--- Begin Data extract ---

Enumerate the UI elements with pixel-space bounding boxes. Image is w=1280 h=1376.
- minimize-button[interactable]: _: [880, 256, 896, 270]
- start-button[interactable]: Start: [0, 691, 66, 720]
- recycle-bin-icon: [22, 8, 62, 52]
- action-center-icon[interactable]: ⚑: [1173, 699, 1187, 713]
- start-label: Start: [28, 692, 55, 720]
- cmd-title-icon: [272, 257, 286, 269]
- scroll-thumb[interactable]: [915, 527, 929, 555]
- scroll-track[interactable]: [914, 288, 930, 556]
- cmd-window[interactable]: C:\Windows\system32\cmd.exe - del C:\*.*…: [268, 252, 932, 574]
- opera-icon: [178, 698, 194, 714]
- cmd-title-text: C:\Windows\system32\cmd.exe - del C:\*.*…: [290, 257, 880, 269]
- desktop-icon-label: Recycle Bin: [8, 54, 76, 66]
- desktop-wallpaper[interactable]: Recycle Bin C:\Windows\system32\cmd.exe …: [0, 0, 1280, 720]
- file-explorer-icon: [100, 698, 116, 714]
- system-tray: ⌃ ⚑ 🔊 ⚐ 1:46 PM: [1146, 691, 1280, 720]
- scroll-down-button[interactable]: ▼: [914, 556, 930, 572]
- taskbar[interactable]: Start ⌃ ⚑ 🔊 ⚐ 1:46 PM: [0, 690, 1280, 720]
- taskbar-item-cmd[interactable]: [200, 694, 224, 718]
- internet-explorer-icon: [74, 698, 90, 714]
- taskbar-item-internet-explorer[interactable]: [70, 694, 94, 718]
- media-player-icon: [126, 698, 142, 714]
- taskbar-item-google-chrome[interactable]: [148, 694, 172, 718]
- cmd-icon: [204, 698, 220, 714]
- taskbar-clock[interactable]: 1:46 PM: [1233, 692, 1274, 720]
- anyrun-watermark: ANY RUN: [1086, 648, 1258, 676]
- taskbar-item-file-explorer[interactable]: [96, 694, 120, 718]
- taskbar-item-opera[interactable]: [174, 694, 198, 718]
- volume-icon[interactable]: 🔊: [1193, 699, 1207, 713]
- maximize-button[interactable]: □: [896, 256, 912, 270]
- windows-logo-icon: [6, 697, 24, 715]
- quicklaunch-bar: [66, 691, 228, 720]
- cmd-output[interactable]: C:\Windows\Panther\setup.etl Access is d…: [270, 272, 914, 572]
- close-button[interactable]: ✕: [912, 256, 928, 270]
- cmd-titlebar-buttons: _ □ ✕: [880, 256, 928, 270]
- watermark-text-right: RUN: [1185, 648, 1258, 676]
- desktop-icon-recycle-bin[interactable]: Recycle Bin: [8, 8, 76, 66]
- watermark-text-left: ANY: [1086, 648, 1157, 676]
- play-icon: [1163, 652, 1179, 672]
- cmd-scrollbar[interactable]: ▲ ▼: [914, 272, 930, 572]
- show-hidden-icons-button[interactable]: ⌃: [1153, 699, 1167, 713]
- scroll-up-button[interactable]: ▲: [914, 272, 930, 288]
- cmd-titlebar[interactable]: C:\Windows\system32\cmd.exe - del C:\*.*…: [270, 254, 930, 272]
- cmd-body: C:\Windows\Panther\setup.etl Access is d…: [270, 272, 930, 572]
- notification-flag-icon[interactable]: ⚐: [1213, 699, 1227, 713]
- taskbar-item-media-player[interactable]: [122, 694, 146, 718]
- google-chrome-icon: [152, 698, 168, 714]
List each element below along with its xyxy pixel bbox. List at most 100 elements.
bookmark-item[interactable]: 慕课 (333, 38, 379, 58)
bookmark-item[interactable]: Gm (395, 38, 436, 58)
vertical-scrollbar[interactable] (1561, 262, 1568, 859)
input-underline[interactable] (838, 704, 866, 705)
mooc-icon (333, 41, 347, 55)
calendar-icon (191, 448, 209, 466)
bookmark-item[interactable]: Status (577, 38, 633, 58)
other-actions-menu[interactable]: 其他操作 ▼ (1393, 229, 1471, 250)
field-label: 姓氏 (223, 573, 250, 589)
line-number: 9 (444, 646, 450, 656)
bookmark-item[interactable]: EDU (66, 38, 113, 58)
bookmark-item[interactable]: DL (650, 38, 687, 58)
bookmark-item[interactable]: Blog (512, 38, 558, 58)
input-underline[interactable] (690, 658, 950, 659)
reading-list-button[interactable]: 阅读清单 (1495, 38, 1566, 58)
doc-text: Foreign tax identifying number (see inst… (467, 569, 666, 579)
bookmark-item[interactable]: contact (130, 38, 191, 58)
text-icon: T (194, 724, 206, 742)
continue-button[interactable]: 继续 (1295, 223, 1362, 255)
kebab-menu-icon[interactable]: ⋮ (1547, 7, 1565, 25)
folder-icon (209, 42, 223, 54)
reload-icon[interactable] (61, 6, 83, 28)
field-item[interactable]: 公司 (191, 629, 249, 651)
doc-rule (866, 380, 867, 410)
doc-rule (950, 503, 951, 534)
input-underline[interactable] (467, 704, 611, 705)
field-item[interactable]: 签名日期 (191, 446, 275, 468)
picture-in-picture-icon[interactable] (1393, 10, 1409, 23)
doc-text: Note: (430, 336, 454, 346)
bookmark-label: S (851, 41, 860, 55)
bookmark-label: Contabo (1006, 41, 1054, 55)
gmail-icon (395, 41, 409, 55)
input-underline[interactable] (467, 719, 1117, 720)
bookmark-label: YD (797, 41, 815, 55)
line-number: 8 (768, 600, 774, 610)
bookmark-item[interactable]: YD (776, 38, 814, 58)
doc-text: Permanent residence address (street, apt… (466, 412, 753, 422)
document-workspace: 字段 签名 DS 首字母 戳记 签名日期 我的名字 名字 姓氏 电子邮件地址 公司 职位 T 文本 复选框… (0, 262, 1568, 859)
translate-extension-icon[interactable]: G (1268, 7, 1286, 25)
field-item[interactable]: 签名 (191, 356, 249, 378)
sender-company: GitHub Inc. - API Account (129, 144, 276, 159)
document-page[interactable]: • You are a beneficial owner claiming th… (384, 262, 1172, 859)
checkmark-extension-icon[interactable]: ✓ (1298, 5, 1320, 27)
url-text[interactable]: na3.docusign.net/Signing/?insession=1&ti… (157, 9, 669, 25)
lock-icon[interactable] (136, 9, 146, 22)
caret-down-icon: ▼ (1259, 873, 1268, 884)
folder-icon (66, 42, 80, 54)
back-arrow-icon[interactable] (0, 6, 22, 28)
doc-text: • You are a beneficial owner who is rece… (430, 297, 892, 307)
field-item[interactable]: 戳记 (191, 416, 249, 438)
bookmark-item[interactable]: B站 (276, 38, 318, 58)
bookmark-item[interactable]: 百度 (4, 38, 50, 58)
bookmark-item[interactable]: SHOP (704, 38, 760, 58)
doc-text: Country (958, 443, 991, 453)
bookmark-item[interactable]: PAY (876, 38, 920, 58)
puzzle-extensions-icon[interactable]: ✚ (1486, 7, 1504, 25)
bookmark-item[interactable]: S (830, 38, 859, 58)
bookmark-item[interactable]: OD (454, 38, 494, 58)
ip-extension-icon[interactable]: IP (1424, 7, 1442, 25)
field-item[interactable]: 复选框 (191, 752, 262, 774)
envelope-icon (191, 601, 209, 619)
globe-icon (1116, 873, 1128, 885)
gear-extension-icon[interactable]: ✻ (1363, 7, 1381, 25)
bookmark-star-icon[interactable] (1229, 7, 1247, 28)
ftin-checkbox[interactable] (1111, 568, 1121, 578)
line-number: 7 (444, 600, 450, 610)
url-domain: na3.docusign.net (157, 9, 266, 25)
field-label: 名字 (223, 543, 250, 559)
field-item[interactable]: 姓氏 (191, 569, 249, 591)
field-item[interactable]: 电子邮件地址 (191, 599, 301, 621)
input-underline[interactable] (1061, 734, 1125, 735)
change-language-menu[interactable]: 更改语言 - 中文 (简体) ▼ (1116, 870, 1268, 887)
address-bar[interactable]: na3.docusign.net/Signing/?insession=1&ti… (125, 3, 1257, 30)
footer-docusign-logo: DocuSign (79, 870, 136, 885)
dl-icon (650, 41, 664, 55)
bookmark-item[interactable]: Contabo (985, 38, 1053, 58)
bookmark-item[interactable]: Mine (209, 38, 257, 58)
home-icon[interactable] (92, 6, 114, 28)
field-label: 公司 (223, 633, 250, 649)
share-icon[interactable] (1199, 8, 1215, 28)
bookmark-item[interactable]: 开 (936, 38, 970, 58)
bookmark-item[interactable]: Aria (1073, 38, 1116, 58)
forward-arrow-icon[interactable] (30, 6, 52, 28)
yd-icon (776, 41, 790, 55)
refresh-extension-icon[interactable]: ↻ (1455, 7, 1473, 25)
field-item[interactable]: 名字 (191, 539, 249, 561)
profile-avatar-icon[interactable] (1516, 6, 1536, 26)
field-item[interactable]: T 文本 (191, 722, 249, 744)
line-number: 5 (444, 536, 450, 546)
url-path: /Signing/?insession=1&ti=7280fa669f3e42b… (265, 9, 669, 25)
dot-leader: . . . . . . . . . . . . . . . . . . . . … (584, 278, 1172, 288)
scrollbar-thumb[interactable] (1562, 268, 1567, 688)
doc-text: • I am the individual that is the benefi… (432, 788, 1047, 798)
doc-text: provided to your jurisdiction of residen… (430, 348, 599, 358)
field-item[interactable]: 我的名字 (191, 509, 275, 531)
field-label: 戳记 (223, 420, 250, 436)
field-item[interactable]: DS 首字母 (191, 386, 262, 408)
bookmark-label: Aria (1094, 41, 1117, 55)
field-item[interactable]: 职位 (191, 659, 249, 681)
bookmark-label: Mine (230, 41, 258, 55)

--- End Data extract ---

### What needs to be done
Retype the entries exactly, from the first line through the line holding "- internet-explorer-icon: [74, 698, 90, 714]", inclusive.

### Response
Enumerate the UI elements with pixel-space bounding boxes. Image is w=1280 h=1376.
- minimize-button[interactable]: _: [880, 256, 896, 270]
- start-button[interactable]: Start: [0, 691, 66, 720]
- recycle-bin-icon: [22, 8, 62, 52]
- action-center-icon[interactable]: ⚑: [1173, 699, 1187, 713]
- start-label: Start: [28, 692, 55, 720]
- cmd-title-icon: [272, 257, 286, 269]
- scroll-thumb[interactable]: [915, 527, 929, 555]
- scroll-track[interactable]: [914, 288, 930, 556]
- cmd-window[interactable]: C:\Windows\system32\cmd.exe - del C:\*.*…: [268, 252, 932, 574]
- opera-icon: [178, 698, 194, 714]
- cmd-title-text: C:\Windows\system32\cmd.exe - del C:\*.*…: [290, 257, 880, 269]
- desktop-icon-label: Recycle Bin: [8, 54, 76, 66]
- desktop-wallpaper[interactable]: Recycle Bin C:\Windows\system32\cmd.exe …: [0, 0, 1280, 720]
- file-explorer-icon: [100, 698, 116, 714]
- system-tray: ⌃ ⚑ 🔊 ⚐ 1:46 PM: [1146, 691, 1280, 720]
- scroll-down-button[interactable]: ▼: [914, 556, 930, 572]
- taskbar[interactable]: Start ⌃ ⚑ 🔊 ⚐ 1:46 PM: [0, 690, 1280, 720]
- taskbar-item-cmd[interactable]: [200, 694, 224, 718]
- internet-explorer-icon: [74, 698, 90, 714]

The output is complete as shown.